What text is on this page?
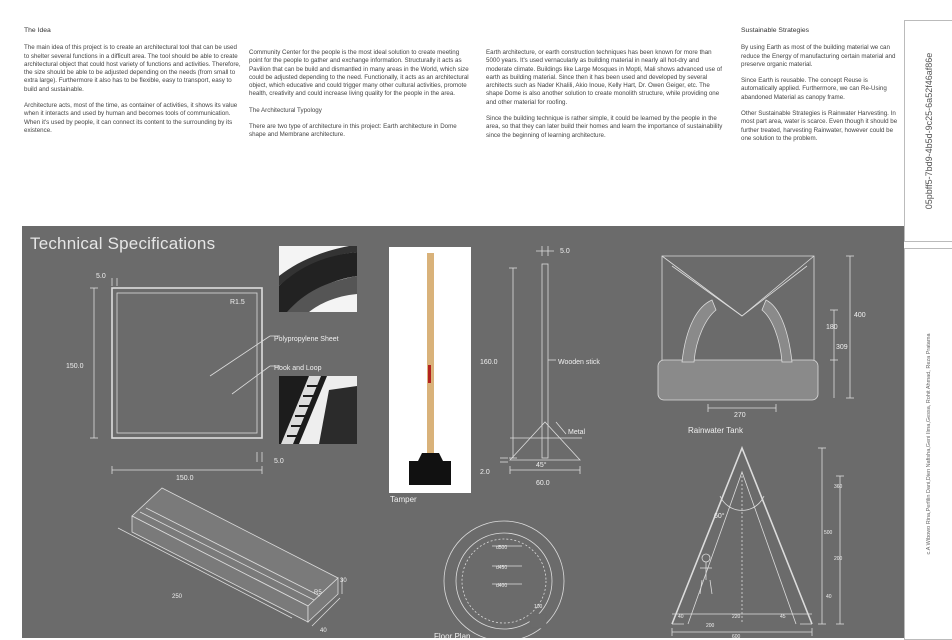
The Idea

The main idea of this project is to create an architectural tool that can be used to shelter several functions in a difficult area. The tool should be able to create architectural object that could host variety of functions and activities. Therefore, the size should be able to be adjusted depending on the needs (from small to extra large). Furthermore it also has to be flexible, easy to transport, easy to build and sustainable.

Architecture acts, most of the time, as container of activities, it shows its value when it interacts and used by human and becomes tools of communication. When it's used by people, it can connect its content to the surrounding by its existence.

Community Center for the people is the most ideal solution to create meeting point for the people to gather and exchange information. Structurally it acts as Pavilion that can be build and dismantled in many areas in the World, which size could be adjusted depending to the need. Functionally, it acts as an architectural object, which educative and could trigger many other cultural activities, promote health, creativity and could increase living quality for the people in the area.

The Architectural Typology

There are two type of architecture in this project: Earth architecture in Dome shape and Membrane architecture.

Earth architecture, or earth construction techniques has been known for more than 5000 years. It's used vernacularly as building material in nearly all hot-dry and moderate climate. Buildings like Large Mosques in Mopti, Mali shows advanced use of earth as building material. Since then it has been used and developed by several architects such as Nader Khalili, Akio Inoue, Kelly Hart, Dr. Owen Geiger, etc. The shape Dome is also another solution to create monolith structure, while providing one and other material for roofing.

Since the building technique is rather simple, it could be learned by the people in the area, so that they can later build their homes and learn the importance of sustainability since the beginning of learning architecture.

Sustainable Strategies

By using Earth as most of the building material we can reduce the Energy of manufacturing certain material and preserve organic material.

Since Earth is reusable. The concept Reuse is automatically applied. Furthermore, we can Re-Using abandoned Material as canopy frame.

Other Sustainable Strategies is Rainwater Harvesting. In most part area, water is scarce. Even though it should be further treated, harvesting Rainwater, however could be one solution to the problem.	05pbff5-7bd9-4b5d-9c25-6a52f46af86e
c.A Wibowo Rina,Perfilin Dani,Dien Nafisha,Geni Ilma,Gessa, Rohit Ahmad, Reza Pratama
Technical Specifications
5.0
R1.5
150.0
150.0
5.0
Polypropylene Sheet
Hook and Loop
Tamper
5.0
160.0	Wooden stick
Metal
45°
2.0
60.0
Rainwater Tank
400
180
309
270
d500
d450
d400
100
Floor Plan
60°
360
500
200
40
40	220	45
200
600
250
30
R5
40
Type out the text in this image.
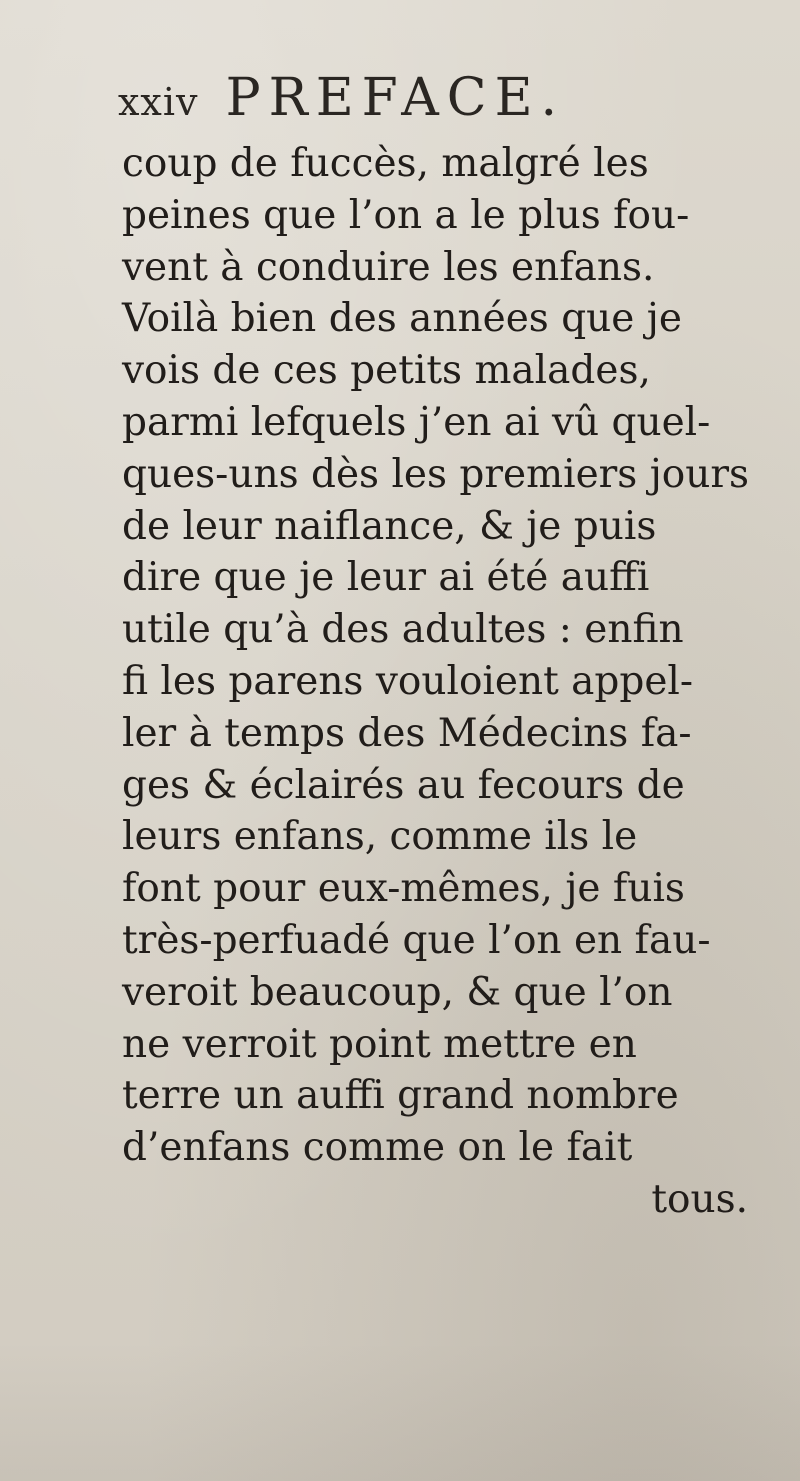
xxiv PREFACE.
coup de fuccès, malgré les
peines que l’on a le plus fou-
vent à conduire les enfans.
Voilà bien des années que je
vois de ces petits malades,
parmi lefquels j’en ai vû quel-
ques-uns dès les premiers jours
de leur naiflance, & je puis
dire que je leur ai été auffi
utile qu’à des adultes : enfin
fi les parens vouloient appel-
ler à temps des Médecins fa-
ges & éclairés au fecours de
leurs enfans, comme ils le
font pour eux-mêmes, je fuis
très-perfuadé que l’on en fau-
veroit beaucoup, & que l’on
ne verroit point mettre en
terre un auffi grand nombre
d’enfans comme on le fait
tous.
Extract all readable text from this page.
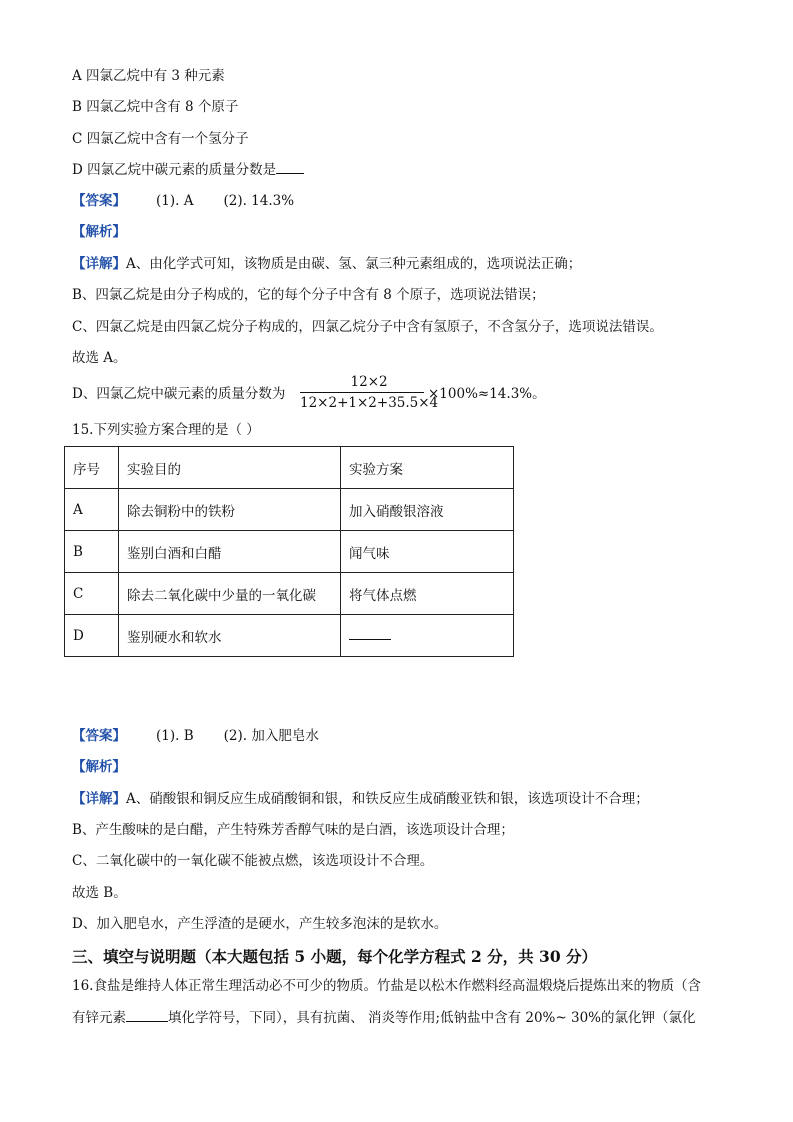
A 四氯乙烷中有 3 种元素
B 四氯乙烷中含有 8 个原子
C 四氯乙烷中含有一个氢分子
D 四氯乙烷中碳元素的质量分数是
【答案】 (1). A (2). 14.3%
【解析】
【详解】A、由化学式可知，该物质是由碳、氢、氯三种元素组成的，选项说法正确；
B、四氯乙烷是由分子构成的，它的每个分子中含有 8 个原子，选项说法错误；
C、四氯乙烷是由四氯乙烷分子构成的，四氯乙烷分子中含有氢原子，不含氢分子，选项说法错误。
故选 A。
D、四氯乙烷中碳元素的质量分数为
12×2
12×2+1×2+35.5×4
×100%≈14.3%。
15.下列实验方案合理的是（ ）
序号	实验目的	实验方案
A	除去铜粉中的铁粉	加入硝酸银溶液
B	鉴别白酒和白醋	闻气味
C	除去二氧化碳中少量的一氧化碳	将气体点燃
D	鉴别硬水和软水	
【答案】 (1). B (2). 加入肥皂水
【解析】
【详解】A、硝酸银和铜反应生成硝酸铜和银，和铁反应生成硝酸亚铁和银，该选项设计不合理；
B、产生酸味的是白醋，产生特殊芳香醇气味的是白酒，该选项设计合理；
C、二氧化碳中的一氧化碳不能被点燃，该选项设计不合理。
故选 B。
D、加入肥皂水，产生浮渣的是硬水，产生较多泡沫的是软水。
三、填空与说明题（本大题包括 5 小题，每个化学方程式 2 分，共 30 分）
16.食盐是维持人体正常生理活动必不可少的物质。竹盐是以松木作燃料经高温煅烧后提炼出来的物质（含
有锌元素	填化学符号，下同），具有抗菌、 消炎等作用;低钠盐中含有 20%~ 30%的氯化钾（氯化
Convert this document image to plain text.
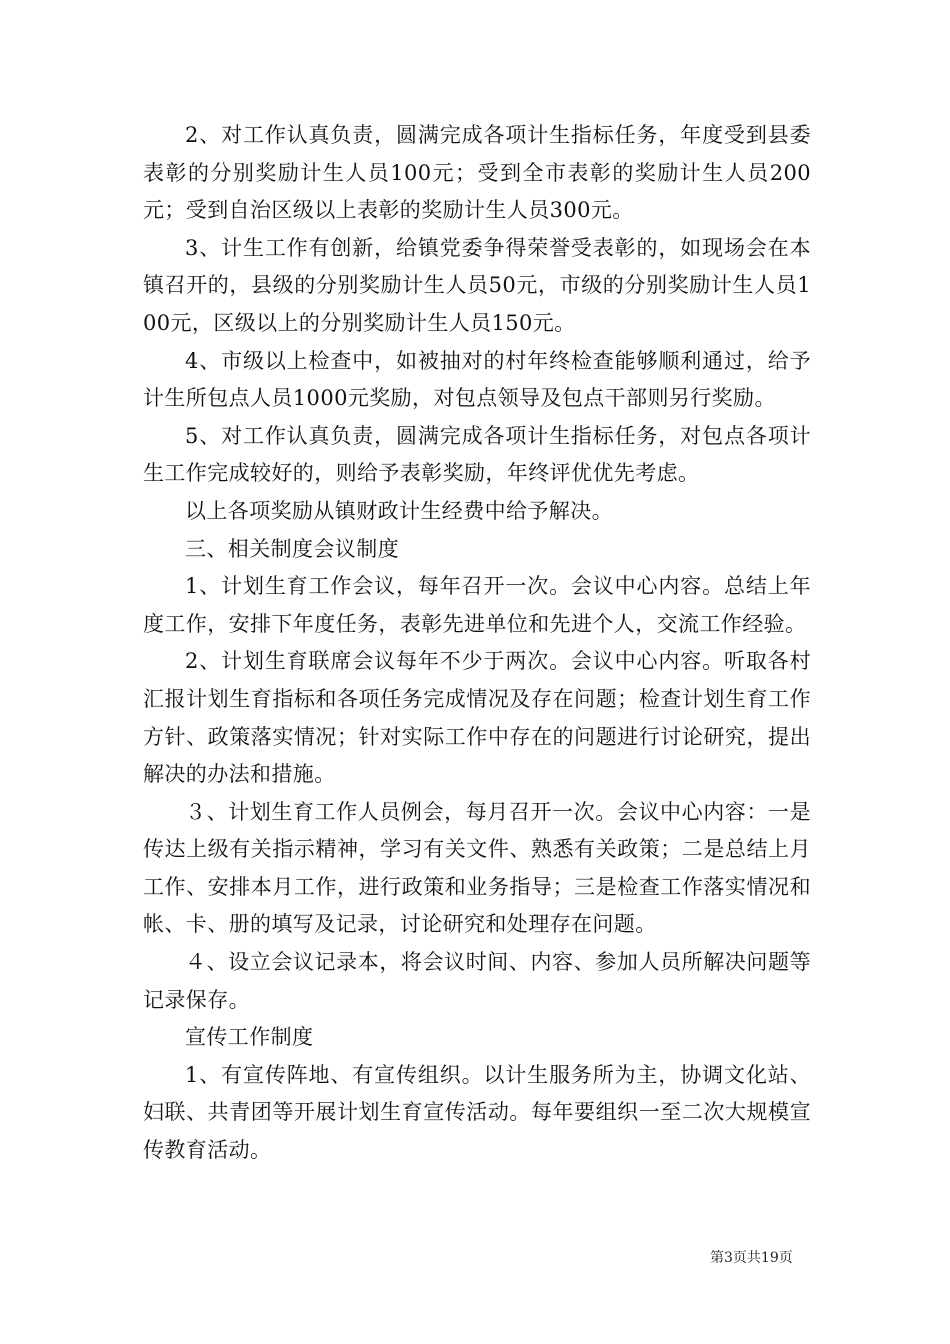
2、对工作认真负责，圆满完成各项计生指标任务，年度受到县委表彰的分别奖励计生人员100元；受到全市表彰的奖励计生人员200元；受到自治区级以上表彰的奖励计生人员300元。

3、计生工作有创新，给镇党委争得荣誉受表彰的，如现场会在本镇召开的，县级的分别奖励计生人员50元，市级的分别奖励计生人员100元，区级以上的分别奖励计生人员150元。

4、市级以上检查中，如被抽对的村年终检查能够顺利通过，给予计生所包点人员1000元奖励，对包点领导及包点干部则另行奖励。

5、对工作认真负责，圆满完成各项计生指标任务，对包点各项计生工作完成较好的，则给予表彰奖励，年终评优优先考虑。

以上各项奖励从镇财政计生经费中给予解决。

三、相关制度会议制度

1、计划生育工作会议，每年召开一次。会议中心内容。总结上年度工作，安排下年度任务，表彰先进单位和先进个人，交流工作经验。

2、计划生育联席会议每年不少于两次。会议中心内容。听取各村汇报计划生育指标和各项任务完成情况及存在问题；检查计划生育工作方针、政策落实情况；针对实际工作中存在的问题进行讨论研究，提出解决的办法和措施。

３、计划生育工作人员例会，每月召开一次。会议中心内容：一是传达上级有关指示精神，学习有关文件、熟悉有关政策；二是总结上月工作、安排本月工作，进行政策和业务指导；三是检查工作落实情况和帐、卡、册的填写及记录，讨论研究和处理存在问题。

４、设立会议记录本，将会议时间、内容、参加人员所解决问题等记录保存。

宣传工作制度

1、有宣传阵地、有宣传组织。以计生服务所为主，协调文化站、妇联、共青团等开展计划生育宣传活动。每年要组织一至二次大规模宣传教育活动。

第3页共19页
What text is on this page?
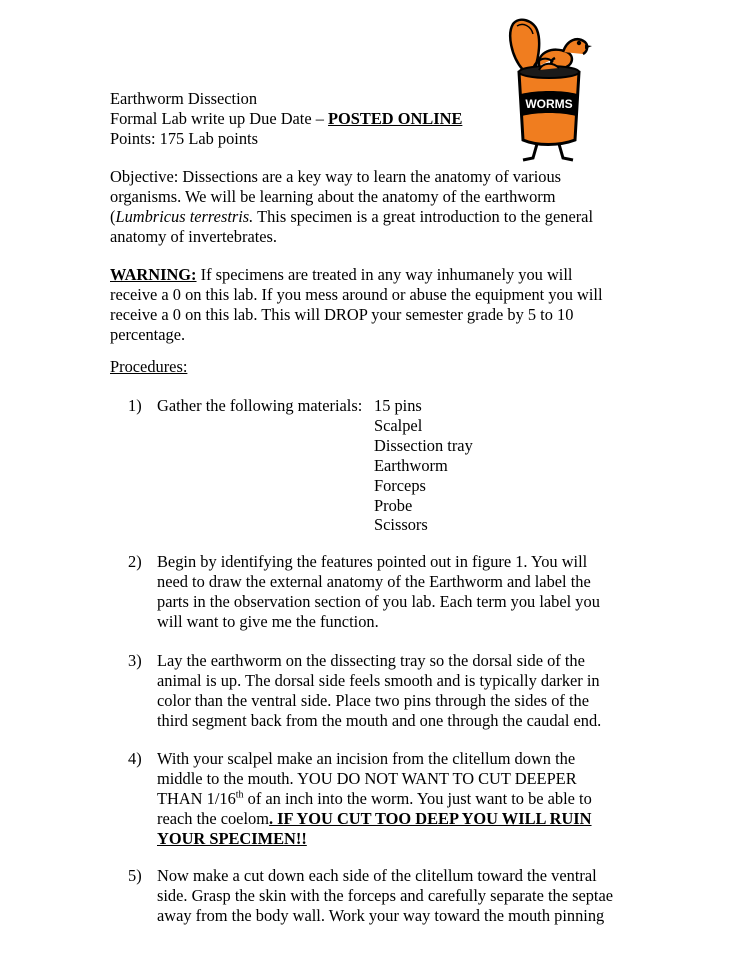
WORMS
Earthworm Dissection
Formal Lab write up Due Date – POSTED ONLINE
Points: 175 Lab points
Objective: Dissections are a key way to learn the anatomy of various
organisms. We will be learning about the anatomy of the earthworm
(Lumbricus terrestris. This specimen is a great introduction to the general
anatomy of invertebrates.
WARNING: If specimens are treated in any way inhumanely you will
receive a 0 on this lab. If you mess around or abuse the equipment you will
receive a 0 on this lab. This will DROP your semester grade by 5 to 10
percentage.
Procedures:
15 pins
Scalpel
Dissection tray
Earthworm
Forceps
Probe
Scissors
1) Gather the following materials:
2) Begin by identifying the features pointed out in figure 1. You will
need to draw the external anatomy of the Earthworm and label the
parts in the observation section of you lab. Each term you label you
will want to give me the function.
3) Lay the earthworm on the dissecting tray so the dorsal side of the
animal is up. The dorsal side feels smooth and is typically darker in
color than the ventral side. Place two pins through the sides of the
third segment back from the mouth and one through the caudal end.
4) With your scalpel make an incision from the clitellum down the
middle to the mouth. YOU DO NOT WANT TO CUT DEEPER
THAN 1/16th of an inch into the worm. You just want to be able to
reach the coelom. IF YOU CUT TOO DEEP YOU WILL RUIN
YOUR SPECIMEN!!
5) Now make a cut down each side of the clitellum toward the ventral
side. Grasp the skin with the forceps and carefully separate the septae
away from the body wall. Work your way toward the mouth pinning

__Short task__.
Quote everything in the listing above exactly; pictures are the only thing to omit.

__Reply to the task__.
What text is on this page?
The Idea

The main idea of this project is to create an architectural tool that can be used to shelter several functions in a difficult area. The tool should be able to create architectural object that could host variety of functions and activities. Therefore, the size should be able to be adjusted depending on the needs (from small to extra large). Furthermore it also has to be flexible, easy to transport, easy to build and sustainable.

Architecture acts, most of the time, as container of activities, it shows its value when it interacts and used by human and becomes tools of communication. When it's used by people, it can connect its content to the surrounding by its existence.

Community Center for the people is the most ideal solution to create meeting point for the people to gather and exchange information. Structurally it acts as Pavilion that can be build and dismantled in many areas in the World, which size could be adjusted depending to the need. Functionally, it acts as an architectural object, which educative and could trigger many other cultural activities, promote health, creativity and could increase living quality for the people in the area.

The Architectural Typology

There are two type of architecture in this project: Earth architecture in Dome shape and Membrane architecture.

Earth architecture, or earth construction techniques has been known for more than 5000 years. It's used vernacularly as building material in nearly all hot-dry and moderate climate. Buildings like Large Mosques in Mopti, Mali shows advanced use of earth as building material. Since then it has been used and developed by several architects such as Nader Khalili, Akio Inoue, Kelly Hart, Dr. Owen Geiger, etc. The shape Dome is also another solution to create monolith structure, while providing one and other material for roofing.

Since the building technique is rather simple, it could be learned by the people in the area, so that they can later build their homes and learn the importance of sustainability since the beginning of learning architecture.

Sustainable Strategies

By using Earth as most of the building material we can reduce the Energy of manufacturing certain material and preserve organic material.

Since Earth is reusable. The concept Reuse is automatically applied. Furthermore, we can Re-Using abandoned Material as canopy frame.

Other Sustainable Strategies is Rainwater Harvesting. In most part area, water is scarce. Even though it should be further treated, harvesting Rainwater, however could be one solution to the problem.	05pbff5-7bd9-4b5d-9c25-6a52f46af86e
c.A Wibowo Rina,Perfilin Dani,Dien Nafisha,Geni Ilma,Gessa, Rohit Ahmad, Reza Pratama
Technical Specifications
5.0
R1.5
150.0
150.0
5.0
Polypropylene Sheet
Hook and Loop
Tamper
5.0
160.0	Wooden stick
Metal
45°
2.0
60.0
Rainwater Tank
400
180
309
270
d500
d450
d400
100
Floor Plan
60°
360
500
200
40
40	220	45
200
600
250
30
R5
40
Type out the text in this image.
xxiv PREFACE.
coup de fuccès, malgré les
peines que l’on a le plus fou-
vent à conduire les enfans.
Voilà bien des années que je
vois de ces petits malades,
parmi lefquels j’en ai vû quel-
ques-uns dès les premiers jours
de leur naiflance, & je puis
dire que je leur ai été auffi
utile qu’à des adultes : enfin
fi les parens vouloient appel-
ler à temps des Médecins fa-
ges & éclairés au fecours de
leurs enfans, comme ils le
font pour eux-mêmes, je fuis
très-perfuadé que l’on en fau-
veroit beaucoup, & que l’on
ne verroit point mettre en
terre un auffi grand nombre
d’enfans comme on le fait
tous.
Extract all readable text from this page.
A 四氯乙烷中有 3 种元素
B 四氯乙烷中含有 8 个原子
C 四氯乙烷中含有一个氢分子
D 四氯乙烷中碳元素的质量分数是
【答案】 (1). A (2). 14.3%
【解析】
【详解】A、由化学式可知，该物质是由碳、氢、氯三种元素组成的，选项说法正确；
B、四氯乙烷是由分子构成的，它的每个分子中含有 8 个原子，选项说法错误；
C、四氯乙烷是由四氯乙烷分子构成的，四氯乙烷分子中含有氢原子，不含氢分子，选项说法错误。
故选 A。
D、四氯乙烷中碳元素的质量分数为
12×2
12×2+1×2+35.5×4
×100%≈14.3%。
15.下列实验方案合理的是（ ）
序号	实验目的	实验方案
A	除去铜粉中的铁粉	加入硝酸银溶液
B	鉴别白酒和白醋	闻气味
C	除去二氧化碳中少量的一氧化碳	将气体点燃
D	鉴别硬水和软水	
【答案】 (1). B (2). 加入肥皂水
【解析】
【详解】A、硝酸银和铜反应生成硝酸铜和银，和铁反应生成硝酸亚铁和银，该选项设计不合理；
B、产生酸味的是白醋，产生特殊芳香醇气味的是白酒，该选项设计合理；
C、二氧化碳中的一氧化碳不能被点燃，该选项设计不合理。
故选 B。
D、加入肥皂水，产生浮渣的是硬水，产生较多泡沫的是软水。
三、填空与说明题（本大题包括 5 小题，每个化学方程式 2 分，共 30 分）
16.食盐是维持人体正常生理活动必不可少的物质。竹盐是以松木作燃料经高温煅烧后提炼出来的物质（含
有锌元素	填化学符号，下同），具有抗菌、 消炎等作用;低钠盐中含有 20%~ 30%的氯化钾（氯化
Convert this document image to plain text.
2、对工作认真负责，圆满完成各项计生指标任务，年度受到县委表彰的分别奖励计生人员100元；受到全市表彰的奖励计生人员200元；受到自治区级以上表彰的奖励计生人员300元。

3、计生工作有创新，给镇党委争得荣誉受表彰的，如现场会在本镇召开的，县级的分别奖励计生人员50元，市级的分别奖励计生人员100元，区级以上的分别奖励计生人员150元。

4、市级以上检查中，如被抽对的村年终检查能够顺利通过，给予计生所包点人员1000元奖励，对包点领导及包点干部则另行奖励。

5、对工作认真负责，圆满完成各项计生指标任务，对包点各项计生工作完成较好的，则给予表彰奖励，年终评优优先考虑。

以上各项奖励从镇财政计生经费中给予解决。

三、相关制度会议制度

1、计划生育工作会议，每年召开一次。会议中心内容。总结上年度工作，安排下年度任务，表彰先进单位和先进个人，交流工作经验。

2、计划生育联席会议每年不少于两次。会议中心内容。听取各村汇报计划生育指标和各项任务完成情况及存在问题；检查计划生育工作方针、政策落实情况；针对实际工作中存在的问题进行讨论研究，提出解决的办法和措施。

３、计划生育工作人员例会，每月召开一次。会议中心内容：一是传达上级有关指示精神，学习有关文件、熟悉有关政策；二是总结上月工作、安排本月工作，进行政策和业务指导；三是检查工作落实情况和帐、卡、册的填写及记录，讨论研究和处理存在问题。

４、设立会议记录本，将会议时间、内容、参加人员所解决问题等记录保存。

宣传工作制度

1、有宣传阵地、有宣传组织。以计生服务所为主，协调文化站、妇联、共青团等开展计划生育宣传活动。每年要组织一至二次大规模宣传教育活动。

第3页共19页
What text is on this page?
WORMS
Earthworm Dissection
Formal Lab write up Due Date – POSTED ONLINE
Points: 175 Lab points
Objective: Dissections are a key way to learn the anatomy of various
organisms. We will be learning about the anatomy of the earthworm
(Lumbricus terrestris. This specimen is a great introduction to the general
anatomy of invertebrates.
WARNING: If specimens are treated in any way inhumanely you will
receive a 0 on this lab. If you mess around or abuse the equipment you will
receive a 0 on this lab. This will DROP your semester grade by 5 to 10
percentage.
Procedures:
15 pins
Scalpel
Dissection tray
Earthworm
Forceps
Probe
Scissors
1) Gather the following materials:
2) Begin by identifying the features pointed out in figure 1. You will
need to draw the external anatomy of the Earthworm and label the
parts in the observation section of you lab. Each term you label you
will want to give me the function.
3) Lay the earthworm on the dissecting tray so the dorsal side of the
animal is up. The dorsal side feels smooth and is typically darker in
color than the ventral side. Place two pins through the sides of the
third segment back from the mouth and one through the caudal end.
4) With your scalpel make an incision from the clitellum down the
middle to the mouth. YOU DO NOT WANT TO CUT DEEPER
THAN 1/16th of an inch into the worm. You just want to be able to
reach the coelom. IF YOU CUT TOO DEEP YOU WILL RUIN
YOUR SPECIMEN!!
5) Now make a cut down each side of the clitellum toward the ventral
side. Grasp the skin with the forceps and carefully separate the septae
away from the body wall. Work your way toward the mouth pinning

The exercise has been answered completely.